* [YOUR OBJECTIVE]: Where a line in the listing contains the string "xlabel", copy that line out.

┏━━

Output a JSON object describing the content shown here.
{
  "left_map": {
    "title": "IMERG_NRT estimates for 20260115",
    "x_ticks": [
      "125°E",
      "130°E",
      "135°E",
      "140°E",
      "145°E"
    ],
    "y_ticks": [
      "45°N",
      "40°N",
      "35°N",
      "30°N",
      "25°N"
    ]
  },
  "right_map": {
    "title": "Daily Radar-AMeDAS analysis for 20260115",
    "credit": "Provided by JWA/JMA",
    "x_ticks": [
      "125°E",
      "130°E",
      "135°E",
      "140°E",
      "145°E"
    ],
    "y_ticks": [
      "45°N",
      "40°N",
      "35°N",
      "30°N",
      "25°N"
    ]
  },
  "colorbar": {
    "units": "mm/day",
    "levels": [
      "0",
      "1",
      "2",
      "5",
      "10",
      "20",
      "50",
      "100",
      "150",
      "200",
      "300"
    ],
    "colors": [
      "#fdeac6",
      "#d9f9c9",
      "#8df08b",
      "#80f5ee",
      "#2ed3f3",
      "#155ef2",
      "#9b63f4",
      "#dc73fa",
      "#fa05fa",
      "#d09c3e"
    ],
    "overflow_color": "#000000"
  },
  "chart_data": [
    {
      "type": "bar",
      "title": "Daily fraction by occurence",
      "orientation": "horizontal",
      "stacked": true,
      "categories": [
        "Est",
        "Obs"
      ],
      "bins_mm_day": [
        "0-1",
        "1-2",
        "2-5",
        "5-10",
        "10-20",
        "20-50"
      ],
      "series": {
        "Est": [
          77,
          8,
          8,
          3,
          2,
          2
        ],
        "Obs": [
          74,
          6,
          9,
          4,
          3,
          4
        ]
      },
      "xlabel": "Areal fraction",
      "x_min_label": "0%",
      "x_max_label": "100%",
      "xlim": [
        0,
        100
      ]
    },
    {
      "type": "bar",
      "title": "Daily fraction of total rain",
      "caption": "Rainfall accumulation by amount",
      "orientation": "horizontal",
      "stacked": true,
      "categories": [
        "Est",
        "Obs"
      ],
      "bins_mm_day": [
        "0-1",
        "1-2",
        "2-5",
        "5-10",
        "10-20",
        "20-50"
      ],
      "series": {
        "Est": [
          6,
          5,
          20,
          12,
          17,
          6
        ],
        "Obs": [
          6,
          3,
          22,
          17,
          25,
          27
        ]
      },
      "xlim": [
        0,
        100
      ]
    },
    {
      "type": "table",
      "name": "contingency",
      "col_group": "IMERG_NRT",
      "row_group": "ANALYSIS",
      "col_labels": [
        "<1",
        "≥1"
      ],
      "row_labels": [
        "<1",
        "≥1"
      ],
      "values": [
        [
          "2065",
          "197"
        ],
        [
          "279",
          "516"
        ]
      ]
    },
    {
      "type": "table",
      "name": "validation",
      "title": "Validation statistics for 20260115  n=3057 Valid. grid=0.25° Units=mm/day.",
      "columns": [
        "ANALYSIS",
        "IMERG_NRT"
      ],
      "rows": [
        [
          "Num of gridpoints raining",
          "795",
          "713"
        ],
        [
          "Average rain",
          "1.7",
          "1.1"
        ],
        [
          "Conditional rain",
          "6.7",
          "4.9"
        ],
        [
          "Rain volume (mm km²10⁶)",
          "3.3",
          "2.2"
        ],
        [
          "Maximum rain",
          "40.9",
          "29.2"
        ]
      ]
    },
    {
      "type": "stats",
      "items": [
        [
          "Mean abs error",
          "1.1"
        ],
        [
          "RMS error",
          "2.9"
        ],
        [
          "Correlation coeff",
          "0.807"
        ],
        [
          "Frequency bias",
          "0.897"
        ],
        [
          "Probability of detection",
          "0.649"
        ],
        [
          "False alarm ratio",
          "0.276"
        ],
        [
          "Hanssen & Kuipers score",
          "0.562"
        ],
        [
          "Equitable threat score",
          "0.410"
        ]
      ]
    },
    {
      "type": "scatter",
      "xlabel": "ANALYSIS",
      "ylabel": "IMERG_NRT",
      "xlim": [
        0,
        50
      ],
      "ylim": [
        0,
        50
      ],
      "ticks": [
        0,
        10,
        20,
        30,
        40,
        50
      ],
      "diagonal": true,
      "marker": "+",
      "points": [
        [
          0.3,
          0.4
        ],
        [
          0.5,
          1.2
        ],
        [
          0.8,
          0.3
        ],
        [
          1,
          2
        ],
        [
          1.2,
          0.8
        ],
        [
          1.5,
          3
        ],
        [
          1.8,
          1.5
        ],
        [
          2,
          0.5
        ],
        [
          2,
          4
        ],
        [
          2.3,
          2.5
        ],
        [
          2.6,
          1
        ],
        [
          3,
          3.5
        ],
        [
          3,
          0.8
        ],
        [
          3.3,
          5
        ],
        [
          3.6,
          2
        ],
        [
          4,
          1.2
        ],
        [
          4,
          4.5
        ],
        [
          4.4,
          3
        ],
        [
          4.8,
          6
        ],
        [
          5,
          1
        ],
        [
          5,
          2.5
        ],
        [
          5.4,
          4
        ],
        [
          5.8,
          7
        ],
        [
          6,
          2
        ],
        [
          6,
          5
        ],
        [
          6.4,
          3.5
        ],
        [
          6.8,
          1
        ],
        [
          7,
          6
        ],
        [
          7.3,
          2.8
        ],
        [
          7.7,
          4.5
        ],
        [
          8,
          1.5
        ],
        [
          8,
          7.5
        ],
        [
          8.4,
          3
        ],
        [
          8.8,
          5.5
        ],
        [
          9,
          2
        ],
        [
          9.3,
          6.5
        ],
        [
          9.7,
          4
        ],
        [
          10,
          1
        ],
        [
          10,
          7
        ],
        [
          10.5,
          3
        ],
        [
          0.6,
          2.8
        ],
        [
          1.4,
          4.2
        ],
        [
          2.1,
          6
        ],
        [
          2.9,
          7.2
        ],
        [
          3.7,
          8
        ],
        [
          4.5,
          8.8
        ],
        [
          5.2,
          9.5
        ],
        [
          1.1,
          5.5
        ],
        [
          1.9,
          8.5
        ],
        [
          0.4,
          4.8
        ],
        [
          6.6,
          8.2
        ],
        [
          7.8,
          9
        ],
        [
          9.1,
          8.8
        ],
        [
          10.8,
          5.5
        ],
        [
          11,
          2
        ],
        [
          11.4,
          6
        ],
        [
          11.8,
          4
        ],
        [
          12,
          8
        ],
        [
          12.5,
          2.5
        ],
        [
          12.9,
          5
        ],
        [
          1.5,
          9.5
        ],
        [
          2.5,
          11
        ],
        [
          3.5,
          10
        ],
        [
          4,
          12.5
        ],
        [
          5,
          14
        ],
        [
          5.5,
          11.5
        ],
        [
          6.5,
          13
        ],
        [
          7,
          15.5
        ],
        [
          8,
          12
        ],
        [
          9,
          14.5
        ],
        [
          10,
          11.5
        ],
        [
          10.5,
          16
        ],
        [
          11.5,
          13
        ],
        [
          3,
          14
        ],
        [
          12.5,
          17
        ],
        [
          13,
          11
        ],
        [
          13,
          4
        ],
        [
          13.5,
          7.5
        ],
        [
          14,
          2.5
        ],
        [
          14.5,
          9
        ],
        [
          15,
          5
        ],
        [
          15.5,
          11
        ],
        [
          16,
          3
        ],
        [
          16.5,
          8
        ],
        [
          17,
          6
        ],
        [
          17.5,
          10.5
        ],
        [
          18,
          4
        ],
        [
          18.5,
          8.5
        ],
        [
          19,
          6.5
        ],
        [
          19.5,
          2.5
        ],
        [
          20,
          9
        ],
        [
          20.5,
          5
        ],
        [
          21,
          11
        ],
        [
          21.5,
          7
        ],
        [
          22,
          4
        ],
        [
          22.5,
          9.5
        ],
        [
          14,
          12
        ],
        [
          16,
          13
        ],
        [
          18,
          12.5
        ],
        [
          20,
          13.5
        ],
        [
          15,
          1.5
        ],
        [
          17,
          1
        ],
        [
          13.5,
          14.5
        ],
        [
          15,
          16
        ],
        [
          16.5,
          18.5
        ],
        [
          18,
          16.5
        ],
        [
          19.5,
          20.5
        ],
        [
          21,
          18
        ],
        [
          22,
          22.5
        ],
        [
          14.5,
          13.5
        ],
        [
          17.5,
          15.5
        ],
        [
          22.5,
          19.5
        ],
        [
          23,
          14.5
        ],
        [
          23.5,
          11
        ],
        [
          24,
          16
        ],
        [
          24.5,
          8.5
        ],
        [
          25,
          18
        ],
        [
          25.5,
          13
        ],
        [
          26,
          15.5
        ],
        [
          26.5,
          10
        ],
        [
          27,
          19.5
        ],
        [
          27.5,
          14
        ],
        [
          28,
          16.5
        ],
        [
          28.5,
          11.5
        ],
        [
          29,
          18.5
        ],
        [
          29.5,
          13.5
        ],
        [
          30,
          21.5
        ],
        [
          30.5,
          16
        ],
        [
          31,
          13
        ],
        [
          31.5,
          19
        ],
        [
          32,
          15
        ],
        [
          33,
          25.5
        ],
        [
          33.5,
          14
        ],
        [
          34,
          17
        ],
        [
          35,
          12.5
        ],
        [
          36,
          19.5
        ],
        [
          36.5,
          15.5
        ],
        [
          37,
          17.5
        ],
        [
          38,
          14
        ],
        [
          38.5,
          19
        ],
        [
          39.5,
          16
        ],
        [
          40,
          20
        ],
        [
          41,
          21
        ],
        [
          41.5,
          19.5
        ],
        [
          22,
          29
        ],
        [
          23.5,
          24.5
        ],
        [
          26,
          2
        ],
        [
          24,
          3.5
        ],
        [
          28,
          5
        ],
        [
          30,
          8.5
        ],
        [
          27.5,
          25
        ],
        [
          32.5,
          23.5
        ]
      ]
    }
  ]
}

┗━━

* [EXERCISE ANSWER]:
      "xlabel": "Areal fraction",
      "xlabel": "ANALYSIS",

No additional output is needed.